• _Exercise instructions_
1) Do these statements agree with the award announcement? For each, answer yes or no and quote the deciding words. (a) Pamphlets sent for review are submitted in triplicate. (b) Reviewers give a stripe rating based on five criteria. (c) A publication that gets 7 or over has had a warm response.
2) Extend the Sphinx High Stripe Award announcement from the point where it stops.

• _Document segment_
--- START ---

The much coveted Sphinx High Stripe Award is announced annually. This is the inaugural announcement.
All poetry pamphlets submitted (in triplicate) for review in the Sphinx area of this website receive three written responses from reviewers. Each reviewer is also asked to give a stripe rating based on 4 criteria, as follows:
- Production quality (paper, covers, ‘feel’ and design of publication)
- Quality of the poetry.
- Coherence/ character/ identity (whatever!) of collection as a whole. It could have coherence in terms of deliberate fragmentation, if that was a consistent central idea.
- Warmth of recommendation to other readers.
The three reviews are then edited into one document, with the amalgamated stripe rating published on the website in the form of a Sphinx logo bearing the appropriate number of stripes. Any publication which gets 7 or over has had a warm response.
Since this is the inaugural High Stripe Announcement, the selection has been based on all pamphlets reviewed since the system was introduced. In that time, only three pamphlets have received nine-stripe awards and therefore they are the winners in this unfunded and under-publicised competition.
They are . . . (drum roll). . .
The Announced, Ruth Valentine, Ellipsis 1/ Sylph Editions 2009 (sold out and therefore now a collector’s item)

--- END ---

[Page segmentation data]
--- START ---

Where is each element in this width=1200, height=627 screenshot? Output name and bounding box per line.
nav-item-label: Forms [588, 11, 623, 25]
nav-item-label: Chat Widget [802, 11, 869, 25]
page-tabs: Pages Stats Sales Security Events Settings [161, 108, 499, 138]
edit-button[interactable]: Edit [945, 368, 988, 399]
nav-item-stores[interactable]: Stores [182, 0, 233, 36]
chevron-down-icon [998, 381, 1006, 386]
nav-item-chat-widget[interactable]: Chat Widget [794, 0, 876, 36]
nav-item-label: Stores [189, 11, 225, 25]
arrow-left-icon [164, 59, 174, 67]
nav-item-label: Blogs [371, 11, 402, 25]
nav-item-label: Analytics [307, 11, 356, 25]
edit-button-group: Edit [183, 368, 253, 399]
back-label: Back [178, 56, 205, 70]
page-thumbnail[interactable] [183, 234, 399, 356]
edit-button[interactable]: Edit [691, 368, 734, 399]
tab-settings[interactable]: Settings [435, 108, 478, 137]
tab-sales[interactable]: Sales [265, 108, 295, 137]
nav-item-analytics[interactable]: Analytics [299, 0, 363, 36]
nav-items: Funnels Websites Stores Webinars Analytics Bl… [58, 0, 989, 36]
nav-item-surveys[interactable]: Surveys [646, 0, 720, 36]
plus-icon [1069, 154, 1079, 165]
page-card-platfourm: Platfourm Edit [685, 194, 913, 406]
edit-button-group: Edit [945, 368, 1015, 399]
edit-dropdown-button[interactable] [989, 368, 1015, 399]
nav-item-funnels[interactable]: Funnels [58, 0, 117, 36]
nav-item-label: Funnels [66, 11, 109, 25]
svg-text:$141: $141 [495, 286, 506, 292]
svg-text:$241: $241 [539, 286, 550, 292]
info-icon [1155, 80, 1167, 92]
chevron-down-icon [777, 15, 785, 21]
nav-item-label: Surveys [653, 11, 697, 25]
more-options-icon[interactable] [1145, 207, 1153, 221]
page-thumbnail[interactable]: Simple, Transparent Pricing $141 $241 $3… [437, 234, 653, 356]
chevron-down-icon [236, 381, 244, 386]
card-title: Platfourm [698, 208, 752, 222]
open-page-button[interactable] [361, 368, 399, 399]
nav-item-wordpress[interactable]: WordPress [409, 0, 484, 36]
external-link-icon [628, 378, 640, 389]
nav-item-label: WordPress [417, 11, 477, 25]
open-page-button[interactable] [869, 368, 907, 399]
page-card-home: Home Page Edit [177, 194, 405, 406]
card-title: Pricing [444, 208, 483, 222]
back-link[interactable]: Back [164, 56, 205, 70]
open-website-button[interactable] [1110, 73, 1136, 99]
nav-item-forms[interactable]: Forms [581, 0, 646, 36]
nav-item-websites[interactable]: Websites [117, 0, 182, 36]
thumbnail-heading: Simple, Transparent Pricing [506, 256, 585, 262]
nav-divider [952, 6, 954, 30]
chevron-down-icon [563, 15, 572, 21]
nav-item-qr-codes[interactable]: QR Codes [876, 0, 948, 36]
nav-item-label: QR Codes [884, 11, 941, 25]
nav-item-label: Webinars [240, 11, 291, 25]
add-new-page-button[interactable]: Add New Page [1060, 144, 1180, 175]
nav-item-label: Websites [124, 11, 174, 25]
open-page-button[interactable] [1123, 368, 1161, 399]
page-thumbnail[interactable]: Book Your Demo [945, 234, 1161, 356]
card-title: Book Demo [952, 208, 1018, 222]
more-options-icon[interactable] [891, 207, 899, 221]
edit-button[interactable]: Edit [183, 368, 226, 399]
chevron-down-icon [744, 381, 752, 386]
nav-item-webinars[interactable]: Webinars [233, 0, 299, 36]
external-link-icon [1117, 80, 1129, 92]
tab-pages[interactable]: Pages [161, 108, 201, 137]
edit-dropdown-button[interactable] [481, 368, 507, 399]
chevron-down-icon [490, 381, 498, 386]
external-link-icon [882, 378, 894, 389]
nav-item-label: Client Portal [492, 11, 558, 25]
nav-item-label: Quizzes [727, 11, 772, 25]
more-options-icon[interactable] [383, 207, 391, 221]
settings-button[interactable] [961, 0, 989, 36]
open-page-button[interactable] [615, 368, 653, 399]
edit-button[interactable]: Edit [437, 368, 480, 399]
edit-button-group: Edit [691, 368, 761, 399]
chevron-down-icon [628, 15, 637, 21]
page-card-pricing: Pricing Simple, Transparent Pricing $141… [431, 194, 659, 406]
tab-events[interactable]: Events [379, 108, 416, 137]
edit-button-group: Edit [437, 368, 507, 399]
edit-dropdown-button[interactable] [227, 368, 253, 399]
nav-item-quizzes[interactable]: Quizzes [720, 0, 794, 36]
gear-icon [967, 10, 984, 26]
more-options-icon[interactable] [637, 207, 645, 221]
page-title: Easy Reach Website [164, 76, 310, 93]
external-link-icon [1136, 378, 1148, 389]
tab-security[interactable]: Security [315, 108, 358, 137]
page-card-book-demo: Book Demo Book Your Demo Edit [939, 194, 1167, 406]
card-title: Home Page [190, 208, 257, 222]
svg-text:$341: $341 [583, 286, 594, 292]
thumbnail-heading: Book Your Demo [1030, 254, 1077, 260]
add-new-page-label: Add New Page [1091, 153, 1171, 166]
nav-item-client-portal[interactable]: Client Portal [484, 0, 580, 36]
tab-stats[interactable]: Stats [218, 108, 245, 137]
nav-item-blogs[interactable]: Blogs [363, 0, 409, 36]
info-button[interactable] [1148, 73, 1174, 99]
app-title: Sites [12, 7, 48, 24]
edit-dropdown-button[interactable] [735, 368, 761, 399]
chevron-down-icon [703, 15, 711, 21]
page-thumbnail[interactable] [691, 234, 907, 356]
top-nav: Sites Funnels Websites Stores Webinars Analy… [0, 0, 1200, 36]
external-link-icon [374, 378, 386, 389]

--- END ---

• _Responses per task_
1)
(a) Yes: "All poetry pamphlets submitted (in triplicate) for review"
(b) No: "give a stripe rating based on 4 criteria"
(c) Yes: "Any publication which gets 7 or over has had a warm response."

2)
No Panic Here, Mark Halliday, HappenStance 2009
Shadow, Alison Brackenbury, HappenStance, 2009
The careful reader will note that all three were published in 2009. No nine-stripers in 2010, then? Not yet. We are still in the process of reviewing last year’s publications. However, the following were close contenders with 8.5 stripes also in 2008/9:
Emblems, Wayne Burrows, Shoestring Press, 2009
Hem and Heid, James Robertson, Kettillonia, 2009
Amicable Numbers, Mike Barlow, Templar Poetry, 2008
Party Piece, Anna Woodford, Smith/Doorstop Books, 2009
Treasure Ground, Clare Best, HappenStance, 2009
I hope it doesn’t look like corruption in the ranks that two of the nine-stripers are HappenStance publications. One of these two, Mark Halliday’s No Panic Here, received a fairly swingeing review in issue 1 of New Walk, so it would suggest that readers either love or loathe the publication (but at least that’s interesting). I’m also alarmed to find I have managed never to notice we reviewed Anna Woodford’s Party Piece twice, so that was six readers as well as further proof that I’m losing my marbles, if I ever had any. I have no idea how that happened, although I do know I was one copy short at one point and bought another, which suggests I had five (but not six). Duh. Lovely wee pamphlet, anyway.
Congratulations to Ruth, Mark and Alison, winners. Congratulations to Mike, James, Wayne, Clare and Anna, close contenders. I may yet have some Sphinx t-shirts printed so that winners will be able to remark at poetry gatherings and festivals — ‘Been there, got the t-shirt’. If I were rich, I would send you all a sack of money.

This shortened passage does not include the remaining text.